◆ Set exercise: In the copy, include every entry exactly but none of the images.

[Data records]
⟨

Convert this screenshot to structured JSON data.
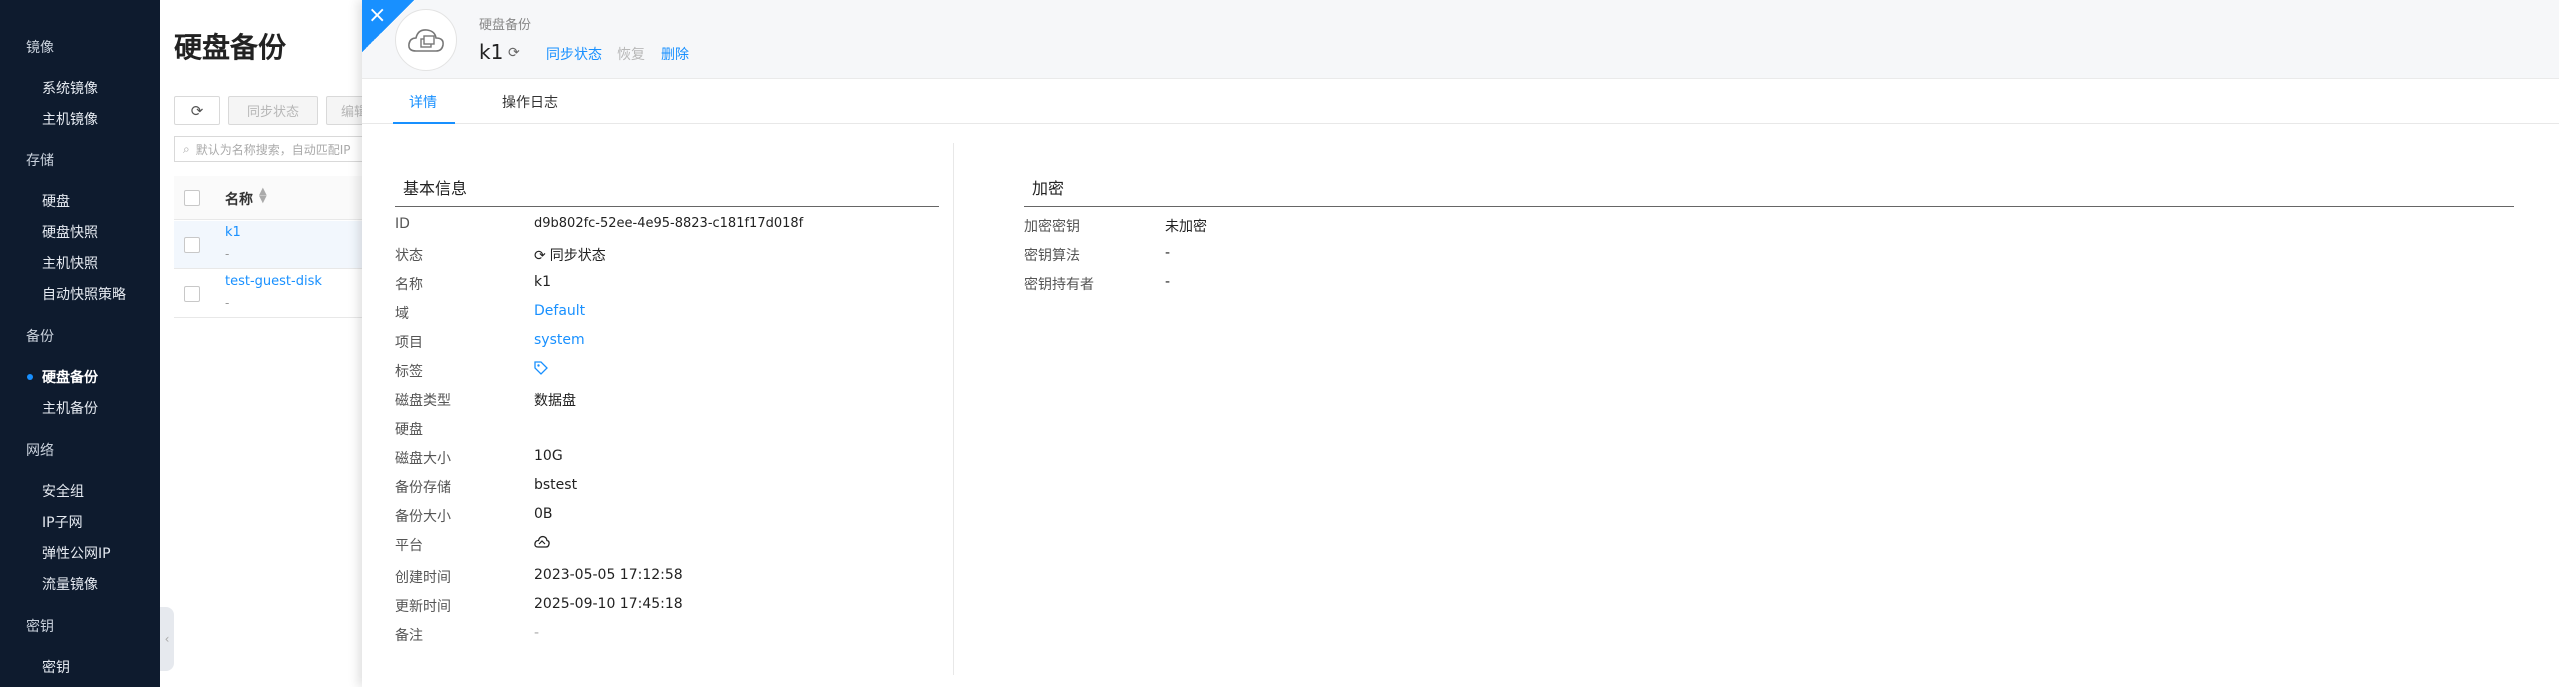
{
  "sidebar": {
    "groups": [
      {
        "label": "镜像",
        "items": [
          {
            "label": "系统镜像"
          },
          {
            "label": "主机镜像"
          }
        ]
      },
      {
        "label": "存储",
        "items": [
          {
            "label": "硬盘"
          },
          {
            "label": "硬盘快照"
          },
          {
            "label": "主机快照"
          },
          {
            "label": "自动快照策略"
          }
        ]
      },
      {
        "label": "备份",
        "items": [
          {
            "label": "硬盘备份",
            "active": true
          },
          {
            "label": "主机备份"
          }
        ]
      },
      {
        "label": "网络",
        "items": [
          {
            "label": "安全组"
          },
          {
            "label": "IP子网"
          },
          {
            "label": "弹性公网IP"
          },
          {
            "label": "流量镜像"
          }
        ]
      },
      {
        "label": "密钥",
        "items": [
          {
            "label": "密钥"
          }
        ]
      }
    ]
  },
  "list_page": {
    "title": "硬盘备份",
    "toolbar": {
      "sync_label": "同步状态",
      "edit_label": "编辑"
    },
    "search_placeholder": "默认为名称搜索，自动匹配IP",
    "columns": {
      "name": "名称"
    },
    "rows": [
      {
        "name": "k1",
        "sub": "-"
      },
      {
        "name": "test-guest-disk",
        "sub": "-"
      }
    ]
  },
  "drawer": {
    "close_label": "×",
    "resource_type": "硬盘备份",
    "resource_name": "k1",
    "actions": {
      "sync": "同步状态",
      "restore": "恢复",
      "delete": "删除"
    },
    "tabs": {
      "detail": "详情",
      "log": "操作日志"
    },
    "basic": {
      "title": "基本信息",
      "fields": {
        "id_label": "ID",
        "id": "d9b802fc-52ee-4e95-8823-c181f17d018f",
        "status_label": "状态",
        "status": "同步状态",
        "name_label": "名称",
        "name": "k1",
        "domain_label": "域",
        "domain": "Default",
        "project_label": "项目",
        "project": "system",
        "tags_label": "标签",
        "disk_type_label": "磁盘类型",
        "disk_type": "数据盘",
        "disk_label": "硬盘",
        "disk_size_label": "磁盘大小",
        "disk_size": "10G",
        "backup_storage_label": "备份存储",
        "backup_storage": "bstest",
        "backup_size_label": "备份大小",
        "backup_size": "0B",
        "platform_label": "平台",
        "created_label": "创建时间",
        "created": "2023-05-05 17:12:58",
        "updated_label": "更新时间",
        "updated": "2025-09-10 17:45:18",
        "remark_label": "备注",
        "remark": "-"
      }
    },
    "encryption": {
      "title": "加密",
      "fields": {
        "key_label": "加密密钥",
        "key": "未加密",
        "alg_label": "密钥算法",
        "alg": "-",
        "owner_label": "密钥持有者",
        "owner": "-"
      }
    }
  },
  "colors": {
    "accent": "#1890ff",
    "sidebar_bg": "#0e1b2e"
  }
}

⟩

◆ Solution for this task:
Convert this screenshot to structured JSON data.
{
  "sidebar": {
    "groups": [
      {
        "label": "镜像",
        "items": [
          {
            "label": "系统镜像"
          },
          {
            "label": "主机镜像"
          }
        ]
      },
      {
        "label": "存储",
        "items": [
          {
            "label": "硬盘"
          },
          {
            "label": "硬盘快照"
          },
          {
            "label": "主机快照"
          },
          {
            "label": "自动快照策略"
          }
        ]
      },
      {
        "label": "备份",
        "items": [
          {
            "label": "硬盘备份",
            "active": true
          },
          {
            "label": "主机备份"
          }
        ]
      },
      {
        "label": "网络",
        "items": [
          {
            "label": "安全组"
          },
          {
            "label": "IP子网"
          },
          {
            "label": "弹性公网IP"
          },
          {
            "label": "流量镜像"
          }
        ]
      },
      {
        "label": "密钥",
        "items": [
          {
            "label": "密钥"
          }
        ]
      }
    ]
  },
  "list_page": {
    "title": "硬盘备份",
    "toolbar": {
      "sync_label": "同步状态",
      "edit_label": "编辑"
    },
    "search_placeholder": "默认为名称搜索，自动匹配IP",
    "columns": {
      "name": "名称"
    },
    "rows": [
      {
        "name": "k1",
        "sub": "-"
      },
      {
        "name": "test-guest-disk",
        "sub": "-"
      }
    ]
  },
  "drawer": {
    "close_label": "×",
    "resource_type": "硬盘备份",
    "resource_name": "k1",
    "actions": {
      "sync": "同步状态",
      "restore": "恢复",
      "delete": "删除"
    },
    "tabs": {
      "detail": "详情",
      "log": "操作日志"
    },
    "basic": {
      "title": "基本信息",
      "fields": {
        "id_label": "ID",
        "id": "d9b802fc-52ee-4e95-8823-c181f17d018f",
        "status_label": "状态",
        "status": "同步状态",
        "name_label": "名称",
        "name": "k1",
        "domain_label": "域",
        "domain": "Default",
        "project_label": "项目",
        "project": "system",
        "tags_label": "标签",
        "disk_type_label": "磁盘类型",
        "disk_type": "数据盘",
        "disk_label": "硬盘",
        "disk_size_label": "磁盘大小",
        "disk_size": "10G",
        "backup_storage_label": "备份存储",
        "backup_storage": "bstest",
        "backup_size_label": "备份大小",
        "backup_size": "0B",
        "platform_label": "平台",
        "created_label": "创建时间",
        "created": "2023-05-05 17:12:58",
        "updated_label": "更新时间",
        "updated": "2025-09-10 17:45:18",
        "remark_label": "备注",
        "remark": "-"
      }
    },
    "encryption": {
      "title": "加密",
      "fields": {
        "key_label": "加密密钥",
        "key": "未加密",
        "alg_label": "密钥算法",
        "alg": "-",
        "owner_label": "密钥持有者",
        "owner": "-"
      }
    }
  },
  "colors": {
    "accent": "#1890ff",
    "sidebar_bg": "#0e1b2e"
  }
}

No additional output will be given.